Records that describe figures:
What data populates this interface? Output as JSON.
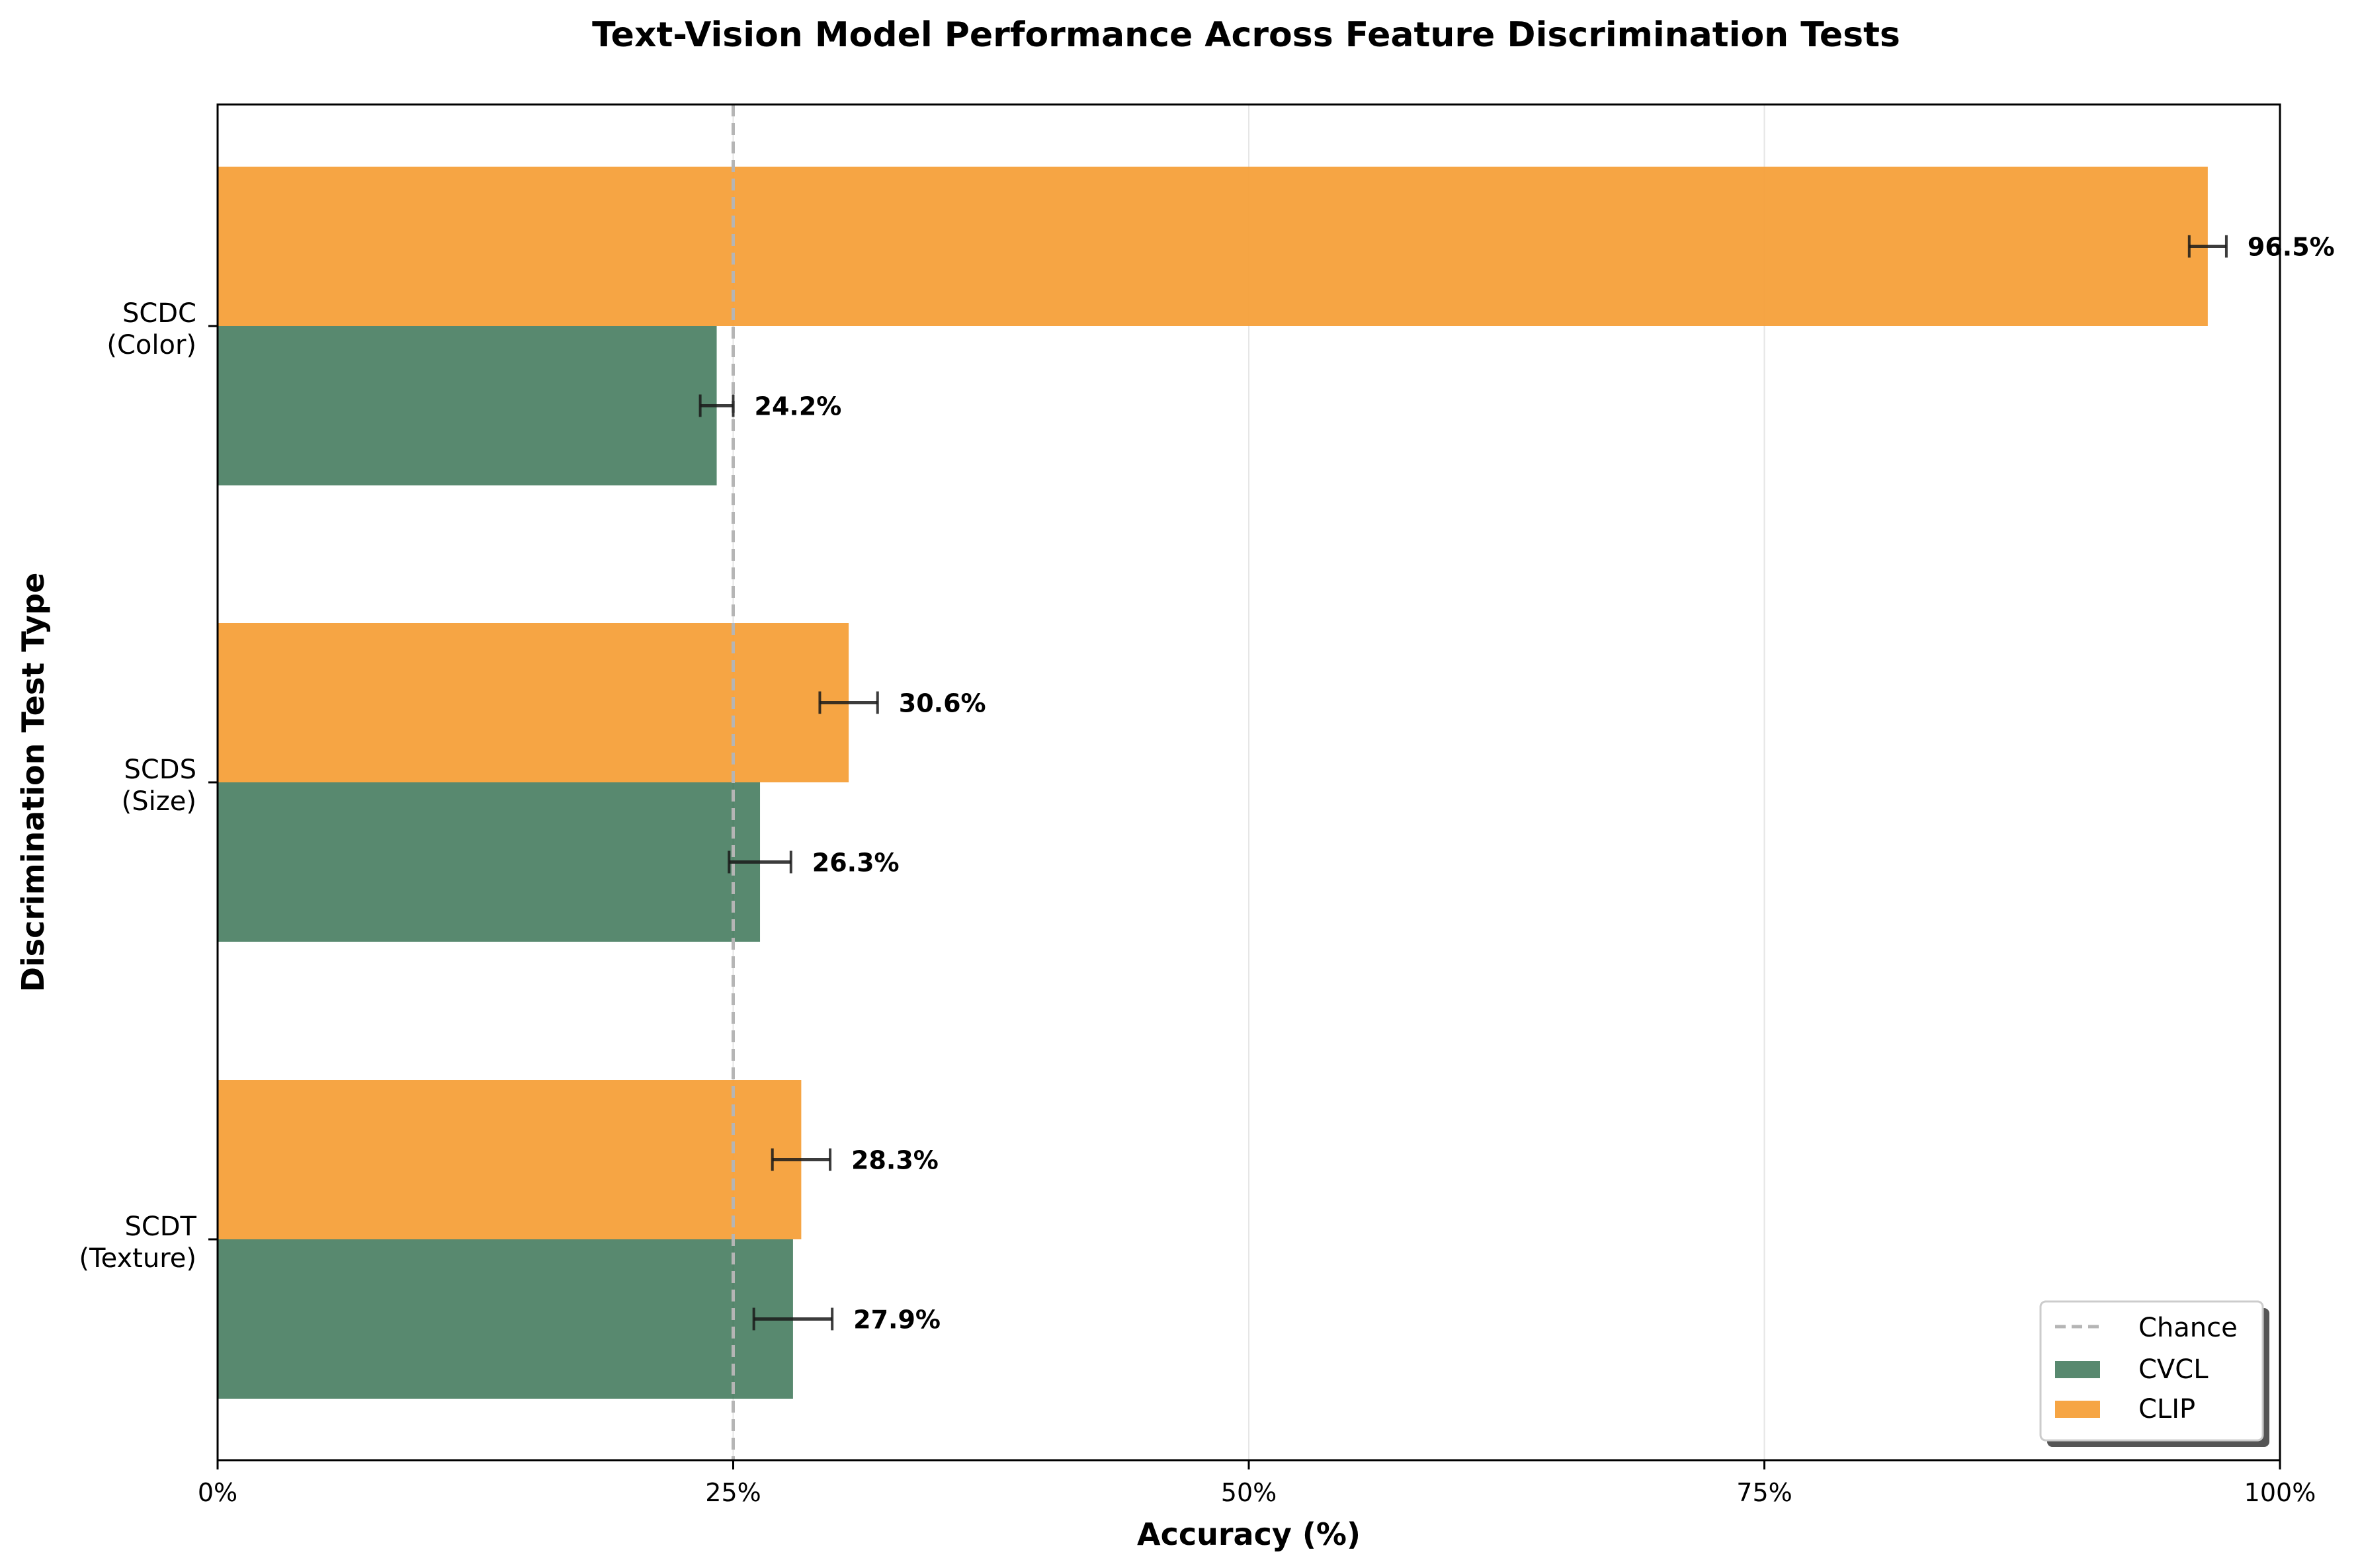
{
  "chart_data": {
    "type": "bar",
    "orientation": "horizontal",
    "title": "Text-Vision Model Performance Across Feature Discrimination Tests",
    "xlabel": "Accuracy (%)",
    "ylabel": "Discrimination Test Type",
    "xlim": [
      0,
      100
    ],
    "x_ticks": [
      0,
      25,
      50,
      75,
      100
    ],
    "x_tick_labels": [
      "0%",
      "25%",
      "50%",
      "75%",
      "100%"
    ],
    "categories": [
      {
        "line1": "SCDC",
        "line2": "(Color)"
      },
      {
        "line1": "SCDS",
        "line2": "(Size)"
      },
      {
        "line1": "SCDT",
        "line2": "(Texture)"
      }
    ],
    "series": [
      {
        "name": "CVCL",
        "color": "#2e6b4b",
        "values": [
          24.2,
          26.3,
          27.9
        ],
        "errors": [
          0.8,
          1.5,
          1.9
        ],
        "labels": [
          "24.2%",
          "26.3%",
          "27.9%"
        ]
      },
      {
        "name": "CLIP",
        "color": "#f5a03a",
        "values": [
          96.5,
          30.6,
          28.3
        ],
        "errors": [
          0.9,
          1.4,
          1.4
        ],
        "labels": [
          "96.5%",
          "30.6%",
          "28.3%"
        ]
      }
    ],
    "reference_line": {
      "name": "Chance",
      "value": 25,
      "style": "dashed",
      "color": "#b5b5b5"
    },
    "grid": "x-only",
    "legend": {
      "position": "lower-right",
      "entries": [
        "Chance",
        "CVCL",
        "CLIP"
      ]
    }
  }
}
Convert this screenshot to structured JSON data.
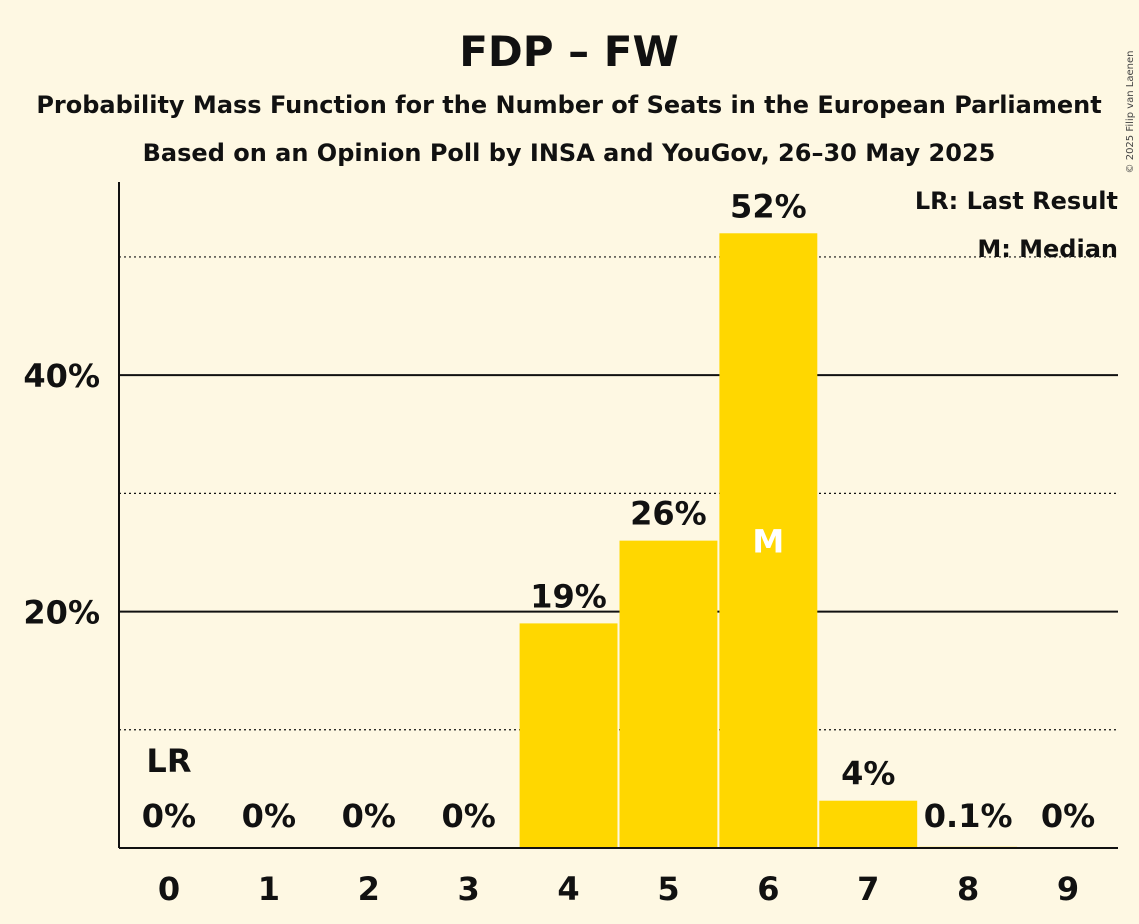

• TASK
The data above needs to be retyped exactly, with the images left out.

• WRITTEN REPLY
What data populates this interface? Output as JSON.
{
  "chart_data": {
    "type": "bar",
    "orientation": "horizontal",
    "title": "Text-Vision Model Performance Across Feature Discrimination Tests",
    "xlabel": "Accuracy (%)",
    "ylabel": "Discrimination Test Type",
    "xlim": [
      0,
      100
    ],
    "x_ticks": [
      0,
      25,
      50,
      75,
      100
    ],
    "x_tick_labels": [
      "0%",
      "25%",
      "50%",
      "75%",
      "100%"
    ],
    "categories": [
      {
        "line1": "SCDC",
        "line2": "(Color)"
      },
      {
        "line1": "SCDS",
        "line2": "(Size)"
      },
      {
        "line1": "SCDT",
        "line2": "(Texture)"
      }
    ],
    "series": [
      {
        "name": "CVCL",
        "color": "#2e6b4b",
        "values": [
          24.2,
          26.3,
          27.9
        ],
        "errors": [
          0.8,
          1.5,
          1.9
        ],
        "labels": [
          "24.2%",
          "26.3%",
          "27.9%"
        ]
      },
      {
        "name": "CLIP",
        "color": "#f5a03a",
        "values": [
          96.5,
          30.6,
          28.3
        ],
        "errors": [
          0.9,
          1.4,
          1.4
        ],
        "labels": [
          "96.5%",
          "30.6%",
          "28.3%"
        ]
      }
    ],
    "reference_line": {
      "name": "Chance",
      "value": 25,
      "style": "dashed",
      "color": "#b5b5b5"
    },
    "grid": "x-only",
    "legend": {
      "position": "lower-right",
      "entries": [
        "Chance",
        "CVCL",
        "CLIP"
      ]
    }
  }
}
Convert this screenshot to structured JSON data.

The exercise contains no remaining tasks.